------ MATERIAL PROVIDED ------
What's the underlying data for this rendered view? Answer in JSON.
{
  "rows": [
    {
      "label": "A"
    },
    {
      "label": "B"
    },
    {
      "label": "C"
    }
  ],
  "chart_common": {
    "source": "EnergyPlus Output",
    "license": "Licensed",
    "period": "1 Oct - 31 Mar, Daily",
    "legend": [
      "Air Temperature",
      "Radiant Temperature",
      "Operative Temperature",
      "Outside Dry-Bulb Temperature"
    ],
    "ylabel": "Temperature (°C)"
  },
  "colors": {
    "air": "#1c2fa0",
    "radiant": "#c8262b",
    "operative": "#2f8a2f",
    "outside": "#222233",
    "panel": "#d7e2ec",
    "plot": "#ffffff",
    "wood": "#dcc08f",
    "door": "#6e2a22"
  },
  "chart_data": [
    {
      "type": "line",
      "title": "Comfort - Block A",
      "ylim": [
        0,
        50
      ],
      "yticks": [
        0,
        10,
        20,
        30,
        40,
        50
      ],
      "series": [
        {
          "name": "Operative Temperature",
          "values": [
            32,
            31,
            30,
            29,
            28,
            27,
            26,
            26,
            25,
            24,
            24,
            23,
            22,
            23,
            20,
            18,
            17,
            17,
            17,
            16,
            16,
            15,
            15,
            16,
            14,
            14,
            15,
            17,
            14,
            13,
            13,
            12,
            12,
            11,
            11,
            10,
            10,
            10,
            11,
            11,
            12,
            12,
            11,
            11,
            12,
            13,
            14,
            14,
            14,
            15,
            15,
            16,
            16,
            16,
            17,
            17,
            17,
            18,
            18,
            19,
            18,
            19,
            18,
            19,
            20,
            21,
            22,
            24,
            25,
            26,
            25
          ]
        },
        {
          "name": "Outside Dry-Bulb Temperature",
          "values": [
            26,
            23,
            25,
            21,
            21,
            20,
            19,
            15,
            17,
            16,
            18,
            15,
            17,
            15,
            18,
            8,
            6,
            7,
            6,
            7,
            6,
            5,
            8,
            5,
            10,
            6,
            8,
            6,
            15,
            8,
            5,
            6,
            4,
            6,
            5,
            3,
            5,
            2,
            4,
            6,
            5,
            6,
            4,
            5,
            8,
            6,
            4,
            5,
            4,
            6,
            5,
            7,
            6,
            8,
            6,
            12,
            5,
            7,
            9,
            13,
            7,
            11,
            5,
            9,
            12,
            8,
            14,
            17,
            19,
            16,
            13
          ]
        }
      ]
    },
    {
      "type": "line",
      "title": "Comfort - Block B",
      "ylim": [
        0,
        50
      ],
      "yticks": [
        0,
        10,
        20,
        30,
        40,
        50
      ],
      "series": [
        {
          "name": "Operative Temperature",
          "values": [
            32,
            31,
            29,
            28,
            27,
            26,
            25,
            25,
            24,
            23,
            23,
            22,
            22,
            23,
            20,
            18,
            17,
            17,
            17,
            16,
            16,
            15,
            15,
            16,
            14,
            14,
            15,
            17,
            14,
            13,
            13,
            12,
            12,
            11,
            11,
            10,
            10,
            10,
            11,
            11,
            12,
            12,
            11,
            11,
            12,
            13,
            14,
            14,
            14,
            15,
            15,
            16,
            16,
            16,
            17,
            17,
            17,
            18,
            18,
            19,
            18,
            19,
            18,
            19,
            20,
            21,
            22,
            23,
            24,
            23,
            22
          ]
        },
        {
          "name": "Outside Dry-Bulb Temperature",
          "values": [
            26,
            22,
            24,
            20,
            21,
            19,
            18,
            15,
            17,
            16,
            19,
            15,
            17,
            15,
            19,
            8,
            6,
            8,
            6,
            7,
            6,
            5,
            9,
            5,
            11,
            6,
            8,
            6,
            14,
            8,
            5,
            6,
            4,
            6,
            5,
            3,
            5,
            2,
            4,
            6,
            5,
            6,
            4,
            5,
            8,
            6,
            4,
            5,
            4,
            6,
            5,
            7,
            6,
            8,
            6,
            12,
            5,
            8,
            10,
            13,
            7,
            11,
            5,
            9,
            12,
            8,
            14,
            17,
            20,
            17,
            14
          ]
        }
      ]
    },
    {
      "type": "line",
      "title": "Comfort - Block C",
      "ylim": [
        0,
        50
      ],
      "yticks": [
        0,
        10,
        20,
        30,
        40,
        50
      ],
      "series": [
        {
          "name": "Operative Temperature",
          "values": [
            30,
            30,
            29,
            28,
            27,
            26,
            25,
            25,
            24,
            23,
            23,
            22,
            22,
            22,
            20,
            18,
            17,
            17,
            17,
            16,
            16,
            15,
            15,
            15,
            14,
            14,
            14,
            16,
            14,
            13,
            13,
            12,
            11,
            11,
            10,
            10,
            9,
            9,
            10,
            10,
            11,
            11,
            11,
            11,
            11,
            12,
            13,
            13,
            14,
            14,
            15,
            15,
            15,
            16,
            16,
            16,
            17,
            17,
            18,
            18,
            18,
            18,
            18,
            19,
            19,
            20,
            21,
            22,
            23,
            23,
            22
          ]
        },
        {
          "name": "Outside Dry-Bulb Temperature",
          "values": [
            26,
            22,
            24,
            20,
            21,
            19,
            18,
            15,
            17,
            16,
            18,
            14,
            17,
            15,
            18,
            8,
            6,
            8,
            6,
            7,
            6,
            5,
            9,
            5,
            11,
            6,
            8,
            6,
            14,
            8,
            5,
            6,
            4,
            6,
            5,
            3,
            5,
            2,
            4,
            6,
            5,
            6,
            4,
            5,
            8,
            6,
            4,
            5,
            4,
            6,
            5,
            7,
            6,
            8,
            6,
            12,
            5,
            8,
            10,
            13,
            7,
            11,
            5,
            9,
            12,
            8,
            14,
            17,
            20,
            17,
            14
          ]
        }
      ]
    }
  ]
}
------
→ WRITTEN REQUEST: Retype all of the data shown above, word for word.

→ OUTPUT FOR THIS TASK:
What's the underlying data for this rendered view? Answer in JSON.
{
  "rows": [
    {
      "label": "A"
    },
    {
      "label": "B"
    },
    {
      "label": "C"
    }
  ],
  "chart_common": {
    "source": "EnergyPlus Output",
    "license": "Licensed",
    "period": "1 Oct - 31 Mar, Daily",
    "legend": [
      "Air Temperature",
      "Radiant Temperature",
      "Operative Temperature",
      "Outside Dry-Bulb Temperature"
    ],
    "ylabel": "Temperature (°C)"
  },
  "colors": {
    "air": "#1c2fa0",
    "radiant": "#c8262b",
    "operative": "#2f8a2f",
    "outside": "#222233",
    "panel": "#d7e2ec",
    "plot": "#ffffff",
    "wood": "#dcc08f",
    "door": "#6e2a22"
  },
  "chart_data": [
    {
      "type": "line",
      "title": "Comfort - Block A",
      "ylim": [
        0,
        50
      ],
      "yticks": [
        0,
        10,
        20,
        30,
        40,
        50
      ],
      "series": [
        {
          "name": "Operative Temperature",
          "values": [
            32,
            31,
            30,
            29,
            28,
            27,
            26,
            26,
            25,
            24,
            24,
            23,
            22,
            23,
            20,
            18,
            17,
            17,
            17,
            16,
            16,
            15,
            15,
            16,
            14,
            14,
            15,
            17,
            14,
            13,
            13,
            12,
            12,
            11,
            11,
            10,
            10,
            10,
            11,
            11,
            12,
            12,
            11,
            11,
            12,
            13,
            14,
            14,
            14,
            15,
            15,
            16,
            16,
            16,
            17,
            17,
            17,
            18,
            18,
            19,
            18,
            19,
            18,
            19,
            20,
            21,
            22,
            24,
            25,
            26,
            25
          ]
        },
        {
          "name": "Outside Dry-Bulb Temperature",
          "values": [
            26,
            23,
            25,
            21,
            21,
            20,
            19,
            15,
            17,
            16,
            18,
            15,
            17,
            15,
            18,
            8,
            6,
            7,
            6,
            7,
            6,
            5,
            8,
            5,
            10,
            6,
            8,
            6,
            15,
            8,
            5,
            6,
            4,
            6,
            5,
            3,
            5,
            2,
            4,
            6,
            5,
            6,
            4,
            5,
            8,
            6,
            4,
            5,
            4,
            6,
            5,
            7,
            6,
            8,
            6,
            12,
            5,
            7,
            9,
            13,
            7,
            11,
            5,
            9,
            12,
            8,
            14,
            17,
            19,
            16,
            13
          ]
        }
      ]
    },
    {
      "type": "line",
      "title": "Comfort - Block B",
      "ylim": [
        0,
        50
      ],
      "yticks": [
        0,
        10,
        20,
        30,
        40,
        50
      ],
      "series": [
        {
          "name": "Operative Temperature",
          "values": [
            32,
            31,
            29,
            28,
            27,
            26,
            25,
            25,
            24,
            23,
            23,
            22,
            22,
            23,
            20,
            18,
            17,
            17,
            17,
            16,
            16,
            15,
            15,
            16,
            14,
            14,
            15,
            17,
            14,
            13,
            13,
            12,
            12,
            11,
            11,
            10,
            10,
            10,
            11,
            11,
            12,
            12,
            11,
            11,
            12,
            13,
            14,
            14,
            14,
            15,
            15,
            16,
            16,
            16,
            17,
            17,
            17,
            18,
            18,
            19,
            18,
            19,
            18,
            19,
            20,
            21,
            22,
            23,
            24,
            23,
            22
          ]
        },
        {
          "name": "Outside Dry-Bulb Temperature",
          "values": [
            26,
            22,
            24,
            20,
            21,
            19,
            18,
            15,
            17,
            16,
            19,
            15,
            17,
            15,
            19,
            8,
            6,
            8,
            6,
            7,
            6,
            5,
            9,
            5,
            11,
            6,
            8,
            6,
            14,
            8,
            5,
            6,
            4,
            6,
            5,
            3,
            5,
            2,
            4,
            6,
            5,
            6,
            4,
            5,
            8,
            6,
            4,
            5,
            4,
            6,
            5,
            7,
            6,
            8,
            6,
            12,
            5,
            8,
            10,
            13,
            7,
            11,
            5,
            9,
            12,
            8,
            14,
            17,
            20,
            17,
            14
          ]
        }
      ]
    },
    {
      "type": "line",
      "title": "Comfort - Block C",
      "ylim": [
        0,
        50
      ],
      "yticks": [
        0,
        10,
        20,
        30,
        40,
        50
      ],
      "series": [
        {
          "name": "Operative Temperature",
          "values": [
            30,
            30,
            29,
            28,
            27,
            26,
            25,
            25,
            24,
            23,
            23,
            22,
            22,
            22,
            20,
            18,
            17,
            17,
            17,
            16,
            16,
            15,
            15,
            15,
            14,
            14,
            14,
            16,
            14,
            13,
            13,
            12,
            11,
            11,
            10,
            10,
            9,
            9,
            10,
            10,
            11,
            11,
            11,
            11,
            11,
            12,
            13,
            13,
            14,
            14,
            15,
            15,
            15,
            16,
            16,
            16,
            17,
            17,
            18,
            18,
            18,
            18,
            18,
            19,
            19,
            20,
            21,
            22,
            23,
            23,
            22
          ]
        },
        {
          "name": "Outside Dry-Bulb Temperature",
          "values": [
            26,
            22,
            24,
            20,
            21,
            19,
            18,
            15,
            17,
            16,
            18,
            14,
            17,
            15,
            18,
            8,
            6,
            8,
            6,
            7,
            6,
            5,
            9,
            5,
            11,
            6,
            8,
            6,
            14,
            8,
            5,
            6,
            4,
            6,
            5,
            3,
            5,
            2,
            4,
            6,
            5,
            6,
            4,
            5,
            8,
            6,
            4,
            5,
            4,
            6,
            5,
            7,
            6,
            8,
            6,
            12,
            5,
            8,
            10,
            13,
            7,
            11,
            5,
            9,
            12,
            8,
            14,
            17,
            20,
            17,
            14
          ]
        }
      ]
    }
  ]
}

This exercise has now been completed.